▶ Given task: Write out the whole listing again, exactly as given.
--- START ---
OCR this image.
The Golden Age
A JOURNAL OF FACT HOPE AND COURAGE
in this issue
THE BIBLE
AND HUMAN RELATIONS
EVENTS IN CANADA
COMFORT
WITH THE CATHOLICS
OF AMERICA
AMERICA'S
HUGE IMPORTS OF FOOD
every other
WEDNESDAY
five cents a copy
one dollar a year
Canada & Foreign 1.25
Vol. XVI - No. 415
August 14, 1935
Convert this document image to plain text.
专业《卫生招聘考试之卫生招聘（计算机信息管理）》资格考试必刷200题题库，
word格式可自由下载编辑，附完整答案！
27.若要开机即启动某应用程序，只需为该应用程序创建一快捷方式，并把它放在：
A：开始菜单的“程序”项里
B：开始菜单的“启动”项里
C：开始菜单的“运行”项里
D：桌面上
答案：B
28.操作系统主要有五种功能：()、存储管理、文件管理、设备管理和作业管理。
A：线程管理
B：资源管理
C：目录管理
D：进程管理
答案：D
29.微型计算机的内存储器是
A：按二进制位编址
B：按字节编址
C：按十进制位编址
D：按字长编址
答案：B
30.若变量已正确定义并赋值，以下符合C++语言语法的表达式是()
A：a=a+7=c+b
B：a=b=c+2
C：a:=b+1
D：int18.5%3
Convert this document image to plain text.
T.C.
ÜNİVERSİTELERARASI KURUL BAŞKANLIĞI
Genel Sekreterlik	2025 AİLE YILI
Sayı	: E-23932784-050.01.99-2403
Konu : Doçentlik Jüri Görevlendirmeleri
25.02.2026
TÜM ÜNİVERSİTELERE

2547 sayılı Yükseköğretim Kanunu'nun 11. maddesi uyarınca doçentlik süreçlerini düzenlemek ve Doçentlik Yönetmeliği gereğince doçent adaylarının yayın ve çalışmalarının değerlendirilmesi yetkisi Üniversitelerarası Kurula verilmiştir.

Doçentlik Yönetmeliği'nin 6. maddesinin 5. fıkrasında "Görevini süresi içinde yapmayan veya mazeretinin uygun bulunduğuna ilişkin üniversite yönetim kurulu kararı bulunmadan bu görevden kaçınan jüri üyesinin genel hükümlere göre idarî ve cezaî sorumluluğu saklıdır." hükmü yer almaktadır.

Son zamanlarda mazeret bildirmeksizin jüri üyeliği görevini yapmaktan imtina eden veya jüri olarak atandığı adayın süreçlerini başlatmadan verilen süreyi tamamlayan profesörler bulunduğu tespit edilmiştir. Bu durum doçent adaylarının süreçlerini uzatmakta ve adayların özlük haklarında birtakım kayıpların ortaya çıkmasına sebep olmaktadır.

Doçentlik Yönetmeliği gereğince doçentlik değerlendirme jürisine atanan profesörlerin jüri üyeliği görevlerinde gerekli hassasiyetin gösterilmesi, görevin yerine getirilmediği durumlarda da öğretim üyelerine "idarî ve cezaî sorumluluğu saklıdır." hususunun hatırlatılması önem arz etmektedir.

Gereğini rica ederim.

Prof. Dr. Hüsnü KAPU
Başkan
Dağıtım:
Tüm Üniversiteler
--- END ---
▶ Exercise response:
OCR this image.
The Golden Age
A JOURNAL OF FACT HOPE AND COURAGE
in this issue
THE BIBLE
AND HUMAN RELATIONS
EVENTS IN CANADA
COMFORT
WITH THE CATHOLICS
OF AMERICA
AMERICA'S
HUGE IMPORTS OF FOOD
every other
WEDNESDAY
five cents a copy
one dollar a year
Canada & Foreign 1.25
Vol. XVI - No. 415
August 14, 1935
Convert this document image to plain text.
专业《卫生招聘考试之卫生招聘（计算机信息管理）》资格考试必刷200题题库，
word格式可自由下载编辑，附完整答案！
27.若要开机即启动某应用程序，只需为该应用程序创建一快捷方式，并把它放在：
A：开始菜单的“程序”项里
B：开始菜单的“启动”项里
C：开始菜单的“运行”项里
D：桌面上
答案：B
28.操作系统主要有五种功能：()、存储管理、文件管理、设备管理和作业管理。
A：线程管理
B：资源管理
C：目录管理
D：进程管理
答案：D
29.微型计算机的内存储器是
A：按二进制位编址
B：按字节编址
C：按十进制位编址
D：按字长编址
答案：B
30.若变量已正确定义并赋值，以下符合C++语言语法的表达式是()
A：a=a+7=c+b
B：a=b=c+2
C：a:=b+1
D：int18.5%3
Convert this document image to plain text.
T.C.
ÜNİVERSİTELERARASI KURUL BAŞKANLIĞI
Genel Sekreterlik	2025 AİLE YILI
Sayı	: E-23932784-050.01.99-2403
Konu : Doçentlik Jüri Görevlendirmeleri
25.02.2026
TÜM ÜNİVERSİTELERE

2547 sayılı Yükseköğretim Kanunu'nun 11. maddesi uyarınca doçentlik süreçlerini düzenlemek ve Doçentlik Yönetmeliği gereğince doçent adaylarının yayın ve çalışmalarının değerlendirilmesi yetkisi Üniversitelerarası Kurula verilmiştir.

Doçentlik Yönetmeliği'nin 6. maddesinin 5. fıkrasında "Görevini süresi içinde yapmayan veya mazeretinin uygun bulunduğuna ilişkin üniversite yönetim kurulu kararı bulunmadan bu görevden kaçınan jüri üyesinin genel hükümlere göre idarî ve cezaî sorumluluğu saklıdır." hükmü yer almaktadır.

Son zamanlarda mazeret bildirmeksizin jüri üyeliği görevini yapmaktan imtina eden veya jüri olarak atandığı adayın süreçlerini başlatmadan verilen süreyi tamamlayan profesörler bulunduğu tespit edilmiştir. Bu durum doçent adaylarının süreçlerini uzatmakta ve adayların özlük haklarında birtakım kayıpların ortaya çıkmasına sebep olmaktadır.

Doçentlik Yönetmeliği gereğince doçentlik değerlendirme jürisine atanan profesörlerin jüri üyeliği görevlerinde gerekli hassasiyetin gösterilmesi, görevin yerine getirilmediği durumlarda da öğretim üyelerine "idarî ve cezaî sorumluluğu saklıdır." hususunun hatırlatılması önem arz etmektedir.

Gereğini rica ederim.

Prof. Dr. Hüsnü KAPU
Başkan
Dağıtım:
Tüm Üniversiteler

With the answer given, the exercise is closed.